Source passage
++++++++++++++++++++

Suggestions for possible improvements

In order to improve the data quality, the following suggestions are presented and should be implemented in the QRP.

The use of automatic flight planning will considerably improve the quality of the survey though controlled flight altitude and image overlap. To make such local-scale assessments, ground sampling distances from 2 to 5 cm pixel${}^{-\mathrm{1}}$ should be obtained (e.g. Giordan et al., 2018) and images captured with overlap of $\sim \mathrm{70}$ %–80 % (e.g. Dohner et al., 2016; Turner et al., 2016). The UAV survey should be planned on a larger domain ($\sim \mathrm{10}$ % buffer) than needed for data collection as edges have lower image overlap, higher uncertainty, and potential data loss.

The GCPs should be uniformly distributed throughout the survey domain and near boundaries to prevent skewing within the DSM product. The GCPs should be easily detectable, considering the ground sampling distance, as playing an important role in maximizing the accuracy of photogrammetric products. This depends on both the quality of the images (related to the camera system, the type, flight speed, and altitude of the flight) and of the type of GCPs. An example of GCPs used during the survey can be found in Fig. 10 with images of good- (a, b) and poor- (c, d) quality targets. Proper GCPs can be prepared using flat wood panels painted with two contrasting colours (e.g. red and white, yellow and black). In this case, however, the surveyors must bring them into the field, while in this application the GCPs were selected using objects found on the beach. On the ground, photos of GCP locations should be taken to have an idea of exactly where the RTK GPS points were taken on the target objects and within the context of the survey domain.

Photos (a) and (b) at the top demonstrate practical GCPs based on unique shapes, colours, and the ability to see from a high altitude. Photos (c) and (d), on the bottom, demonstrate error-inducing GCPs due to their height off the ground and indistinguishable shape, size, and colour in aerial images.

[Figure omitted. See PDF]

As suggested in Sect. 5, environmental conditions (e.g. texture of the beach surface and sun conditions; Seymour et al., 2018) can influence the accuracy of the products, and the operators should consider these aspects when planning the field activities.

The photogrammetric process can also be improved, for example, by spending more effort on cleaning and filtering the point cloud, thus minimizing the effect of debris and other objects on the final products.

++++++++++++++++++++

Given task 1
In the passage on improving UAV survey data quality, how large a buffer should the planned survey domain include beyond the area needed for data collection?
Given task 2
Write a continuation of the passage on improving UAV survey data quality, beginning right after its final sentence.

Dataset entries
++++++++++++++++++++

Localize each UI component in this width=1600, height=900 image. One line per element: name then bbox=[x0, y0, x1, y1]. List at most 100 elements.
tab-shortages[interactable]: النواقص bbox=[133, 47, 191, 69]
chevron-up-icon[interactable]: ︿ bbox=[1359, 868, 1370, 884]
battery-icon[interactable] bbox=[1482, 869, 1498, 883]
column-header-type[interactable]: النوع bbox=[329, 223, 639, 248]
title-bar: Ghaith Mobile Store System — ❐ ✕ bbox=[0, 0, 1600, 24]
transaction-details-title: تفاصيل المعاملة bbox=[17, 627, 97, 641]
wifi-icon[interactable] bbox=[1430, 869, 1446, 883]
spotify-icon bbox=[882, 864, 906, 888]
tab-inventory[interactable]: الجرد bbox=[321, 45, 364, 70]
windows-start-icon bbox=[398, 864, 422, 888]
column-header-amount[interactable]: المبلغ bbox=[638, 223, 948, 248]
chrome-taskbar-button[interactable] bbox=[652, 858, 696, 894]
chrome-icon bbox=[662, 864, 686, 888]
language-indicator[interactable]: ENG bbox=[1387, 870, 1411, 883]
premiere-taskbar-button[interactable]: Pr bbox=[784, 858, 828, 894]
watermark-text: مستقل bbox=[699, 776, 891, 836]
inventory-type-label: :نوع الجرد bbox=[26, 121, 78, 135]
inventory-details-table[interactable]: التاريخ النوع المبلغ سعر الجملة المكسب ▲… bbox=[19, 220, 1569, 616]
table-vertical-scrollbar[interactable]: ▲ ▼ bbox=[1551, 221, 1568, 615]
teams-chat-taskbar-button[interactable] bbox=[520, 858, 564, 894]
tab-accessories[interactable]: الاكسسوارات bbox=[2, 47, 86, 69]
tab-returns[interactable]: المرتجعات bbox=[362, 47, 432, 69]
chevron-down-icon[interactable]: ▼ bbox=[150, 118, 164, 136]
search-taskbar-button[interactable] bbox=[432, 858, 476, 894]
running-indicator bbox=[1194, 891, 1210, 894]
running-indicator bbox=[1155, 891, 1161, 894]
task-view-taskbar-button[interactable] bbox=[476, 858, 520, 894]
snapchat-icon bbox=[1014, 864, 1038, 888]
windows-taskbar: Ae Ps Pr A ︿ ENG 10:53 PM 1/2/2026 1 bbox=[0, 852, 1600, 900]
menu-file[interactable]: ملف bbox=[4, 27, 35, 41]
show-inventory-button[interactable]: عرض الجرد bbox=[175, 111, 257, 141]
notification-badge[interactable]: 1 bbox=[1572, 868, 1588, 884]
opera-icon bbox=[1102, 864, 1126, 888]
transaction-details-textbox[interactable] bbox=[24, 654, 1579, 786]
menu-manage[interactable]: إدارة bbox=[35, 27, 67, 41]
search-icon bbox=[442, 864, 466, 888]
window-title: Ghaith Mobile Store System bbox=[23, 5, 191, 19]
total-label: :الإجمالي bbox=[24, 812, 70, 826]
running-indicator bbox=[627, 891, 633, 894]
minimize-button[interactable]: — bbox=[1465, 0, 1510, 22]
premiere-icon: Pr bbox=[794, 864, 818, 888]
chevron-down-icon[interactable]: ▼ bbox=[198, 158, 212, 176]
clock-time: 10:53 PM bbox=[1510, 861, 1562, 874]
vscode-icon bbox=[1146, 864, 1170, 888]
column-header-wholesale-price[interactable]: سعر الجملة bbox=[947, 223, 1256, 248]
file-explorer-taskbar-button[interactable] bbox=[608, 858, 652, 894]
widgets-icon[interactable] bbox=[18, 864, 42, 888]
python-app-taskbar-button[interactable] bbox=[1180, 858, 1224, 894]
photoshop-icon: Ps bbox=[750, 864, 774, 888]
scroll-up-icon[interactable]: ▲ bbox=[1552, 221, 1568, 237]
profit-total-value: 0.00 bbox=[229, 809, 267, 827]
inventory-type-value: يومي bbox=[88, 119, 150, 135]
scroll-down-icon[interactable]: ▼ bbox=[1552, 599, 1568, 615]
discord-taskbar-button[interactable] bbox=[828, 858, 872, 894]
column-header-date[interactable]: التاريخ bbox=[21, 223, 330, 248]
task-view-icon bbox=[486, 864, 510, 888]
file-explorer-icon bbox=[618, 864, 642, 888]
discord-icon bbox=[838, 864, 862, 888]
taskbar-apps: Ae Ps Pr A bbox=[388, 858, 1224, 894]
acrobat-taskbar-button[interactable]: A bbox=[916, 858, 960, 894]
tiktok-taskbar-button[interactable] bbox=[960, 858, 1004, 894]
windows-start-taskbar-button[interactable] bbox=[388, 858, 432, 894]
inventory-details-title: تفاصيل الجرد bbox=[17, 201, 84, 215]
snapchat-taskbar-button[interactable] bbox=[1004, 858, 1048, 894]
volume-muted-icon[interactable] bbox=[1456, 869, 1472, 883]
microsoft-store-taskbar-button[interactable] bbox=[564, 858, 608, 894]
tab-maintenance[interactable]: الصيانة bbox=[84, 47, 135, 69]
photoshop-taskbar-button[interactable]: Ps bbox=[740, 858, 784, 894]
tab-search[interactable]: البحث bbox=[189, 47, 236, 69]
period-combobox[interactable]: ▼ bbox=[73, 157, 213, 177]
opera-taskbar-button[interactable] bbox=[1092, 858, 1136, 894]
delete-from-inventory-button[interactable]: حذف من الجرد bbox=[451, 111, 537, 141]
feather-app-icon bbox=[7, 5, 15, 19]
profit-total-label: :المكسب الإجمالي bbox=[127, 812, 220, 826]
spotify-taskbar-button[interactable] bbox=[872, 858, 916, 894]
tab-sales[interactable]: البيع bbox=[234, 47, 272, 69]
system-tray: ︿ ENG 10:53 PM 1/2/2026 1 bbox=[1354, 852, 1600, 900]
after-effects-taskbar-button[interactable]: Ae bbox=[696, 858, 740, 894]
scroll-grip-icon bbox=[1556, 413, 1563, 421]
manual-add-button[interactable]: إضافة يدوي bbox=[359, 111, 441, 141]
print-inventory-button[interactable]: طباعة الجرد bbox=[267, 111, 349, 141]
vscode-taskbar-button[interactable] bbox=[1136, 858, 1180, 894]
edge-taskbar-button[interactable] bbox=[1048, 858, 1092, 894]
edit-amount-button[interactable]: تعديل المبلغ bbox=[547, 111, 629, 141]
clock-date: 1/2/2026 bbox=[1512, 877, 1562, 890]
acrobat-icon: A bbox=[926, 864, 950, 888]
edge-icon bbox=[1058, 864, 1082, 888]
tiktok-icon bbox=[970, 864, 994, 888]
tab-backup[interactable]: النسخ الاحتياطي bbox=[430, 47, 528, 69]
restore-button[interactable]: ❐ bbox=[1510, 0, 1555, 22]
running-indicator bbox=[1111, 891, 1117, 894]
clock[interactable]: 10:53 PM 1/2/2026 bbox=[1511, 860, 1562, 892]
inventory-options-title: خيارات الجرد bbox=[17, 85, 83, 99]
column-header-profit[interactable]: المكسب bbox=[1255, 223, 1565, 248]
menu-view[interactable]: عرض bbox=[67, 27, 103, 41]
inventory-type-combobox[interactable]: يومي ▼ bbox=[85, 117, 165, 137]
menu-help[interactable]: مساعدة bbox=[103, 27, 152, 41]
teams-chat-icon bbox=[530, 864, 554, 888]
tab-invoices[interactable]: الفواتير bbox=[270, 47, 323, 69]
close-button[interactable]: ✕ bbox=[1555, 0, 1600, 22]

++++++++++++++++++++

Exercise result 1
About 10 %.

Exercise result 2
The post-storm survey did not include the submerged area. To extend the protocol to this part of the beach, other innovative approaches should be adopted, such as nearshore low-cost autonomous surface systems (e.g. Hampson et al., 2011). However, it is beyond the aim of this work to include these aspects in the protocol.

Qualitative observations and interviews are also significant and should be conducted as soon as possible and in as much detail as possible during the implementation of the QRP. It is important to adopt standard approaches for stakeholder involvement and interview a large number of people in order to allow a statistical analysis of qualitative information and increase representativeness.

The larger the number of surveyors involved in the post-event survey, the faster the data can be collected. In addition, the team can be divided into groups with specific tasks (e.g. interviews, RTK GPS or UAV surveys), speeding up the survey process. Planning the activities is crucial for efficient and high-quality performance of the QRT. This can be supported by activities completed during the non-storm season, such as instrument maintenance and preparation, monitoring the warning system performances, and planning tasks and assignments.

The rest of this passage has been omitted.